:: Dataset excerpts
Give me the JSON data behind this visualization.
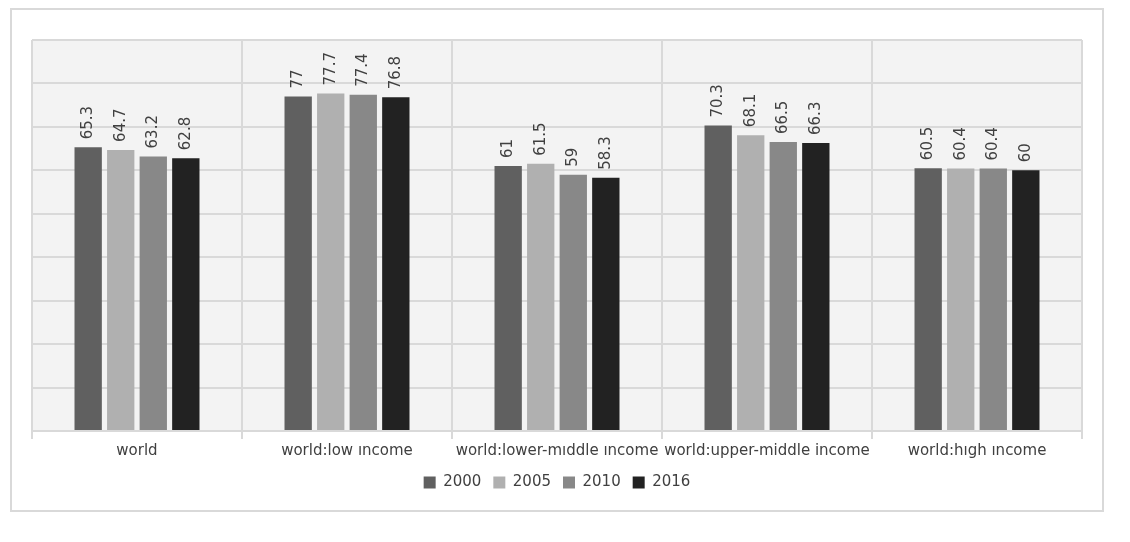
{
  "chart_data": {
    "type": "bar",
    "categories": [
      "world",
      "world:low ıncome",
      "world:lower-mıddle ıncome",
      "world:upper-middle income",
      "world:hıgh ıncome"
    ],
    "series": [
      {
        "name": "2000",
        "color": "#606060",
        "values": [
          65.3,
          77,
          61,
          70.3,
          60.5
        ]
      },
      {
        "name": "2005",
        "color": "#b0b0b0",
        "values": [
          64.7,
          77.7,
          61.5,
          68.1,
          60.4
        ]
      },
      {
        "name": "2010",
        "color": "#888888",
        "values": [
          63.2,
          77.4,
          59,
          66.5,
          60.4
        ]
      },
      {
        "name": "2016",
        "color": "#222222",
        "values": [
          62.8,
          76.8,
          58.3,
          66.3,
          60
        ]
      }
    ],
    "ylim": [
      0,
      90
    ],
    "yticks": [
      0,
      10,
      20,
      30,
      40,
      50,
      60,
      70,
      80,
      90
    ],
    "tick_labels": "x",
    "grid": true,
    "legend": "bottom",
    "data_labels": true
  }
}
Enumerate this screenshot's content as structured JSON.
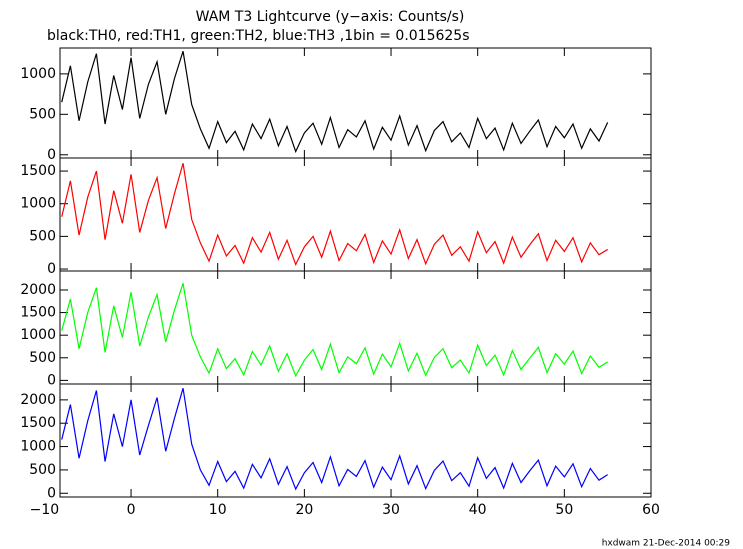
{
  "chart_data": [
    {
      "type": "line",
      "title": "WAM T3 Lightcurve (y−axis: Counts/s)",
      "subtitle": "black:TH0, red:TH1, green:TH2, blue:TH3 ,1bin = 0.015625s",
      "x": [
        -8,
        -7,
        -6,
        -5,
        -4,
        -3,
        -2,
        -1,
        0,
        1,
        2,
        3,
        4,
        5,
        6,
        7,
        8,
        9,
        10,
        11,
        12,
        13,
        14,
        15,
        16,
        17,
        18,
        19,
        20,
        21,
        22,
        23,
        24,
        25,
        26,
        27,
        28,
        29,
        30,
        31,
        32,
        33,
        34,
        35,
        36,
        37,
        38,
        39,
        40,
        41,
        42,
        43,
        44,
        45,
        46,
        47,
        48,
        49,
        50,
        51,
        52,
        53,
        54,
        55
      ],
      "values": [
        650,
        1100,
        420,
        900,
        1250,
        380,
        980,
        560,
        1200,
        450,
        870,
        1150,
        500,
        940,
        1280,
        620,
        320,
        80,
        410,
        150,
        290,
        60,
        380,
        200,
        440,
        110,
        350,
        40,
        270,
        390,
        130,
        460,
        90,
        310,
        220,
        420,
        70,
        340,
        180,
        480,
        120,
        360,
        50,
        300,
        410,
        160,
        270,
        90,
        450,
        200,
        330,
        60,
        390,
        140,
        290,
        430,
        100,
        350,
        210,
        380,
        80,
        320,
        170,
        400
      ],
      "color": "#000000",
      "xlim": [
        -8.2,
        60
      ],
      "ylim": [
        -40,
        1320
      ],
      "yticks": [
        0,
        500,
        1000
      ],
      "xticks": [
        {
          "value": -10,
          "label": "−10"
        },
        0,
        10,
        20,
        30,
        40,
        50,
        60
      ]
    },
    {
      "type": "line",
      "x": [
        -8,
        -7,
        -6,
        -5,
        -4,
        -3,
        -2,
        -1,
        0,
        1,
        2,
        3,
        4,
        5,
        6,
        7,
        8,
        9,
        10,
        11,
        12,
        13,
        14,
        15,
        16,
        17,
        18,
        19,
        20,
        21,
        22,
        23,
        24,
        25,
        26,
        27,
        28,
        29,
        30,
        31,
        32,
        33,
        34,
        35,
        36,
        37,
        38,
        39,
        40,
        41,
        42,
        43,
        44,
        45,
        46,
        47,
        48,
        49,
        50,
        51,
        52,
        53,
        54,
        55
      ],
      "values": [
        800,
        1350,
        520,
        1100,
        1500,
        450,
        1200,
        700,
        1450,
        560,
        1050,
        1400,
        620,
        1150,
        1620,
        760,
        400,
        120,
        520,
        200,
        360,
        90,
        480,
        260,
        560,
        150,
        440,
        70,
        340,
        500,
        180,
        580,
        130,
        390,
        280,
        530,
        100,
        430,
        230,
        600,
        160,
        450,
        80,
        380,
        520,
        210,
        340,
        120,
        570,
        250,
        420,
        90,
        490,
        180,
        370,
        540,
        130,
        440,
        270,
        480,
        110,
        400,
        220,
        300
      ],
      "color": "#ff0000",
      "xlim": [
        -8.2,
        60
      ],
      "ylim": [
        -30,
        1700
      ],
      "yticks": [
        0,
        500,
        1000,
        1500
      ],
      "xticks": [
        {
          "value": -10,
          "label": "−10"
        },
        0,
        10,
        20,
        30,
        40,
        50,
        60
      ]
    },
    {
      "type": "line",
      "x": [
        -8,
        -7,
        -6,
        -5,
        -4,
        -3,
        -2,
        -1,
        0,
        1,
        2,
        3,
        4,
        5,
        6,
        7,
        8,
        9,
        10,
        11,
        12,
        13,
        14,
        15,
        16,
        17,
        18,
        19,
        20,
        21,
        22,
        23,
        24,
        25,
        26,
        27,
        28,
        29,
        30,
        31,
        32,
        33,
        34,
        35,
        36,
        37,
        38,
        39,
        40,
        41,
        42,
        43,
        44,
        45,
        46,
        47,
        48,
        49,
        50,
        51,
        52,
        53,
        54,
        55
      ],
      "values": [
        1100,
        1800,
        700,
        1500,
        2050,
        620,
        1650,
        950,
        1950,
        760,
        1400,
        1900,
        850,
        1550,
        2150,
        1000,
        520,
        160,
        700,
        260,
        480,
        120,
        640,
        340,
        760,
        200,
        590,
        100,
        450,
        680,
        240,
        800,
        170,
        520,
        370,
        720,
        140,
        580,
        300,
        820,
        210,
        600,
        110,
        510,
        700,
        280,
        450,
        160,
        780,
        330,
        560,
        120,
        660,
        240,
        490,
        730,
        170,
        590,
        360,
        650,
        150,
        540,
        290,
        410
      ],
      "color": "#00ff00",
      "xlim": [
        -8.2,
        60
      ],
      "ylim": [
        -80,
        2420
      ],
      "yticks": [
        0,
        500,
        1000,
        1500,
        2000
      ],
      "xticks": [
        {
          "value": -10,
          "label": "−10"
        },
        0,
        10,
        20,
        30,
        40,
        50,
        60
      ]
    },
    {
      "type": "line",
      "x": [
        -8,
        -7,
        -6,
        -5,
        -4,
        -3,
        -2,
        -1,
        0,
        1,
        2,
        3,
        4,
        5,
        6,
        7,
        8,
        9,
        10,
        11,
        12,
        13,
        14,
        15,
        16,
        17,
        18,
        19,
        20,
        21,
        22,
        23,
        24,
        25,
        26,
        27,
        28,
        29,
        30,
        31,
        32,
        33,
        34,
        35,
        36,
        37,
        38,
        39,
        40,
        41,
        42,
        43,
        44,
        45,
        46,
        47,
        48,
        49,
        50,
        51,
        52,
        53,
        54,
        55
      ],
      "values": [
        1150,
        1900,
        750,
        1550,
        2200,
        680,
        1700,
        1000,
        2000,
        820,
        1450,
        2050,
        900,
        1600,
        2250,
        1050,
        500,
        170,
        680,
        250,
        470,
        110,
        620,
        330,
        740,
        190,
        570,
        90,
        440,
        660,
        230,
        780,
        160,
        510,
        360,
        700,
        130,
        560,
        290,
        800,
        200,
        590,
        100,
        490,
        690,
        270,
        440,
        150,
        760,
        320,
        550,
        110,
        640,
        230,
        480,
        710,
        160,
        580,
        350,
        630,
        140,
        530,
        280,
        400
      ],
      "color": "#0000ff",
      "xlim": [
        -8.2,
        60
      ],
      "ylim": [
        -80,
        2340
      ],
      "yticks": [
        0,
        500,
        1000,
        1500,
        2000
      ],
      "xticks": [
        {
          "value": -10,
          "label": "−10"
        },
        0,
        10,
        20,
        30,
        40,
        50,
        60
      ]
    }
  ],
  "footer": "hxdwam 21-Dec-2014 00:29"
}
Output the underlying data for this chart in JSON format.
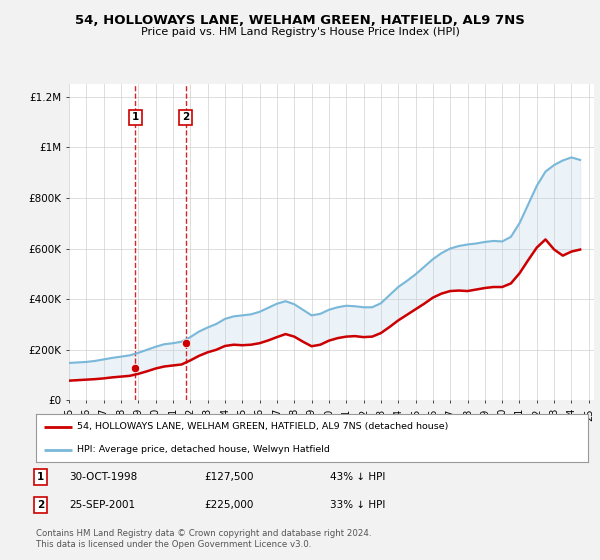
{
  "title": "54, HOLLOWAYS LANE, WELHAM GREEN, HATFIELD, AL9 7NS",
  "subtitle": "Price paid vs. HM Land Registry's House Price Index (HPI)",
  "legend_line1": "54, HOLLOWAYS LANE, WELHAM GREEN, HATFIELD, AL9 7NS (detached house)",
  "legend_line2": "HPI: Average price, detached house, Welwyn Hatfield",
  "footer": "Contains HM Land Registry data © Crown copyright and database right 2024.\nThis data is licensed under the Open Government Licence v3.0.",
  "table_rows": [
    {
      "num": "1",
      "date": "30-OCT-1998",
      "price": "£127,500",
      "hpi": "43% ↓ HPI"
    },
    {
      "num": "2",
      "date": "25-SEP-2001",
      "price": "£225,000",
      "hpi": "33% ↓ HPI"
    }
  ],
  "transaction_points": [
    {
      "year": 1998.83,
      "price": 127500,
      "label": "1"
    },
    {
      "year": 2001.73,
      "price": 225000,
      "label": "2"
    }
  ],
  "vlines": [
    1998.83,
    2001.73
  ],
  "hpi_color": "#7ab8d9",
  "hpi_fill_color": "#c8dff0",
  "price_color": "#cc0000",
  "vline_color": "#cc0000",
  "point_color": "#cc0000",
  "background_color": "#f2f2f2",
  "plot_bg_color": "#ffffff",
  "ylim": [
    0,
    1250000
  ],
  "yticks": [
    0,
    200000,
    400000,
    600000,
    800000,
    1000000,
    1200000
  ],
  "ytick_labels": [
    "£0",
    "£200K",
    "£400K",
    "£600K",
    "£800K",
    "£1M",
    "£1.2M"
  ],
  "hpi_data": {
    "years": [
      1995.0,
      1995.5,
      1996.0,
      1996.5,
      1997.0,
      1997.5,
      1998.0,
      1998.5,
      1999.0,
      1999.5,
      2000.0,
      2000.5,
      2001.0,
      2001.5,
      2002.0,
      2002.5,
      2003.0,
      2003.5,
      2004.0,
      2004.5,
      2005.0,
      2005.5,
      2006.0,
      2006.5,
      2007.0,
      2007.5,
      2008.0,
      2008.5,
      2009.0,
      2009.5,
      2010.0,
      2010.5,
      2011.0,
      2011.5,
      2012.0,
      2012.5,
      2013.0,
      2013.5,
      2014.0,
      2014.5,
      2015.0,
      2015.5,
      2016.0,
      2016.5,
      2017.0,
      2017.5,
      2018.0,
      2018.5,
      2019.0,
      2019.5,
      2020.0,
      2020.5,
      2021.0,
      2021.5,
      2022.0,
      2022.5,
      2023.0,
      2023.5,
      2024.0,
      2024.5
    ],
    "values": [
      148000,
      150000,
      152000,
      156000,
      162000,
      168000,
      173000,
      178000,
      188000,
      200000,
      212000,
      222000,
      226000,
      232000,
      250000,
      272000,
      288000,
      302000,
      322000,
      332000,
      336000,
      340000,
      350000,
      366000,
      382000,
      392000,
      380000,
      358000,
      336000,
      342000,
      358000,
      368000,
      374000,
      372000,
      368000,
      368000,
      384000,
      416000,
      448000,
      472000,
      498000,
      528000,
      558000,
      582000,
      600000,
      610000,
      616000,
      620000,
      626000,
      630000,
      628000,
      646000,
      700000,
      774000,
      848000,
      904000,
      930000,
      948000,
      960000,
      950000
    ]
  },
  "price_data": {
    "years": [
      1995.0,
      1995.5,
      1996.0,
      1996.5,
      1997.0,
      1997.5,
      1998.0,
      1998.5,
      1999.0,
      1999.5,
      2000.0,
      2000.5,
      2001.0,
      2001.5,
      2002.0,
      2002.5,
      2003.0,
      2003.5,
      2004.0,
      2004.5,
      2005.0,
      2005.5,
      2006.0,
      2006.5,
      2007.0,
      2007.5,
      2008.0,
      2008.5,
      2009.0,
      2009.5,
      2010.0,
      2010.5,
      2011.0,
      2011.5,
      2012.0,
      2012.5,
      2013.0,
      2013.5,
      2014.0,
      2014.5,
      2015.0,
      2015.5,
      2016.0,
      2016.5,
      2017.0,
      2017.5,
      2018.0,
      2018.5,
      2019.0,
      2019.5,
      2020.0,
      2020.5,
      2021.0,
      2021.5,
      2022.0,
      2022.5,
      2023.0,
      2023.5,
      2024.0,
      2024.5
    ],
    "values": [
      78000,
      80000,
      82000,
      84000,
      87000,
      91000,
      94000,
      97000,
      105000,
      115000,
      126000,
      134000,
      138000,
      142000,
      158000,
      176000,
      190000,
      200000,
      215000,
      220000,
      218000,
      220000,
      226000,
      237000,
      250000,
      262000,
      252000,
      232000,
      214000,
      220000,
      236000,
      246000,
      252000,
      254000,
      250000,
      252000,
      266000,
      290000,
      316000,
      338000,
      360000,
      382000,
      406000,
      422000,
      432000,
      434000,
      432000,
      438000,
      444000,
      448000,
      448000,
      462000,
      502000,
      554000,
      604000,
      636000,
      596000,
      572000,
      588000,
      596000
    ]
  },
  "xlim": [
    1995.0,
    2025.3
  ],
  "xtick_years": [
    1995,
    1996,
    1997,
    1998,
    1999,
    2000,
    2001,
    2002,
    2003,
    2004,
    2005,
    2006,
    2007,
    2008,
    2009,
    2010,
    2011,
    2012,
    2013,
    2014,
    2015,
    2016,
    2017,
    2018,
    2019,
    2020,
    2021,
    2022,
    2023,
    2024,
    2025
  ]
}
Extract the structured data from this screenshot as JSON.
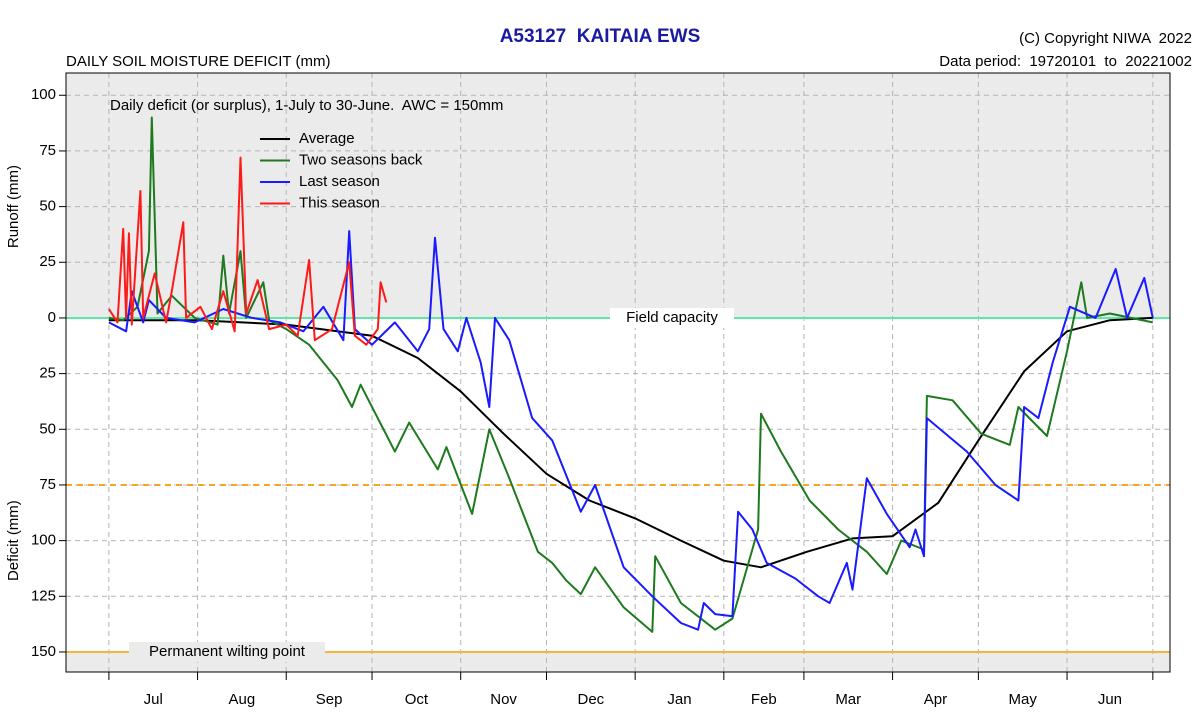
{
  "chart_data": {
    "type": "line",
    "title": "A53127  KAITAIA EWS",
    "subtitle": "DAILY SOIL MOISTURE DEFICIT (mm)",
    "copyright": "(C) Copyright NIWA  2022",
    "data_period": "Data period:  19720101  to  20221002",
    "annotation": "Daily deficit (or surplus), 1-July to 30-June.  AWC = 150mm",
    "y_label_top": "Runoff (mm)",
    "y_label_bottom": "Deficit (mm)",
    "categories": [
      "Jul",
      "Aug",
      "Sep",
      "Oct",
      "Nov",
      "Dec",
      "Jan",
      "Feb",
      "Mar",
      "Apr",
      "May",
      "Jun"
    ],
    "xlim": [
      -15,
      371
    ],
    "xticks": [
      0,
      31,
      62,
      92,
      123,
      153,
      184,
      215,
      243,
      274,
      304,
      335,
      365
    ],
    "ylim": [
      -159,
      110
    ],
    "yticks": [
      100,
      75,
      50,
      25,
      0,
      {
        "value": -25,
        "label": "25"
      },
      {
        "value": -50,
        "label": "50"
      },
      {
        "value": -75,
        "label": "75"
      },
      {
        "value": -100,
        "label": "100"
      },
      {
        "value": -125,
        "label": "125"
      },
      {
        "value": -150,
        "label": "150"
      }
    ],
    "grid": true,
    "reference_lines": [
      {
        "value": 0,
        "label": "Field capacity",
        "color": "#5ee8a8",
        "style": "solid"
      },
      {
        "value": -75,
        "color": "#f5a623",
        "style": "dashed"
      },
      {
        "value": -150,
        "label": "Permanent wilting point",
        "color": "#f5b53a",
        "style": "solid"
      }
    ],
    "series": [
      {
        "name": "Average",
        "color": "#000000",
        "x": [
          0,
          31,
          62,
          92,
          108,
          123,
          138,
          153,
          168,
          184,
          200,
          215,
          228,
          244,
          260,
          274,
          290,
          304,
          320,
          335,
          350,
          365
        ],
        "values": [
          -1,
          -1,
          -3,
          -8,
          -18,
          -33,
          -52,
          -70,
          -82,
          -90,
          -100,
          -109,
          -112,
          -105,
          -99,
          -98,
          -83,
          -55,
          -24,
          -6,
          -1,
          0
        ]
      },
      {
        "name": "Two seasons back",
        "color": "#1e7a1e",
        "x": [
          0,
          5,
          10,
          14,
          15,
          17,
          22,
          30,
          38,
          40,
          42,
          46,
          48,
          54,
          56,
          62,
          70,
          80,
          85,
          88,
          100,
          105,
          115,
          118,
          127,
          133,
          140,
          150,
          155,
          160,
          165,
          170,
          180,
          190,
          191,
          200,
          212,
          218,
          227,
          228,
          235,
          245,
          255,
          265,
          272,
          277,
          285,
          286,
          295,
          305,
          315,
          318,
          328,
          335,
          340,
          342,
          350,
          365
        ],
        "values": [
          0,
          -1,
          5,
          30,
          90,
          2,
          10,
          0,
          -3,
          28,
          2,
          30,
          0,
          16,
          -1,
          -5,
          -12,
          -28,
          -40,
          -30,
          -60,
          -47,
          -68,
          -58,
          -88,
          -50,
          -72,
          -105,
          -110,
          -118,
          -124,
          -112,
          -130,
          -141,
          -107,
          -128,
          -140,
          -135,
          -95,
          -43,
          -60,
          -82,
          -95,
          -105,
          -115,
          -100,
          -104,
          -35,
          -37,
          -52,
          -57,
          -40,
          -53,
          -15,
          16,
          0,
          2,
          -2
        ]
      },
      {
        "name": "Last season",
        "color": "#1a1aff",
        "x": [
          0,
          6,
          8,
          12,
          14,
          20,
          30,
          40,
          50,
          60,
          68,
          75,
          82,
          84,
          86,
          92,
          100,
          108,
          112,
          114,
          117,
          122,
          125,
          130,
          133,
          135,
          140,
          148,
          155,
          165,
          170,
          180,
          190,
          200,
          206,
          208,
          212,
          218,
          220,
          225,
          230,
          240,
          248,
          252,
          258,
          260,
          265,
          272,
          280,
          282,
          285,
          286,
          300,
          310,
          318,
          320,
          325,
          330,
          336,
          345,
          352,
          356,
          362,
          365
        ],
        "values": [
          -2,
          -6,
          12,
          -2,
          8,
          0,
          -2,
          4,
          0,
          -2,
          -6,
          5,
          -10,
          39,
          -5,
          -12,
          -2,
          -15,
          -5,
          36,
          -5,
          -15,
          0,
          -20,
          -40,
          0,
          -10,
          -45,
          -55,
          -87,
          -75,
          -112,
          -125,
          -137,
          -140,
          -128,
          -133,
          -134,
          -87,
          -95,
          -110,
          -117,
          -125,
          -128,
          -110,
          -122,
          -72,
          -88,
          -103,
          -95,
          -107,
          -45,
          -60,
          -75,
          -82,
          -40,
          -45,
          -20,
          5,
          0,
          22,
          0,
          18,
          0
        ]
      },
      {
        "name": "This season",
        "color": "#ff1a1a",
        "x": [
          0,
          3,
          5,
          6,
          7,
          8,
          11,
          12,
          16,
          20,
          22,
          26,
          27,
          32,
          36,
          40,
          44,
          46,
          48,
          52,
          56,
          62,
          66,
          70,
          72,
          78,
          84,
          86,
          90,
          94,
          95,
          97
        ],
        "values": [
          4,
          -2,
          40,
          0,
          38,
          -3,
          57,
          0,
          20,
          -2,
          12,
          43,
          0,
          5,
          -5,
          12,
          -6,
          72,
          2,
          17,
          -5,
          -3,
          -8,
          26,
          -10,
          -5,
          25,
          -8,
          -12,
          -5,
          16,
          7
        ]
      }
    ]
  }
}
::::
**The request**. Check each line of the records above for the word "JSON", then give the number of lines that have it, with no other words.

**Exercise answer**. 4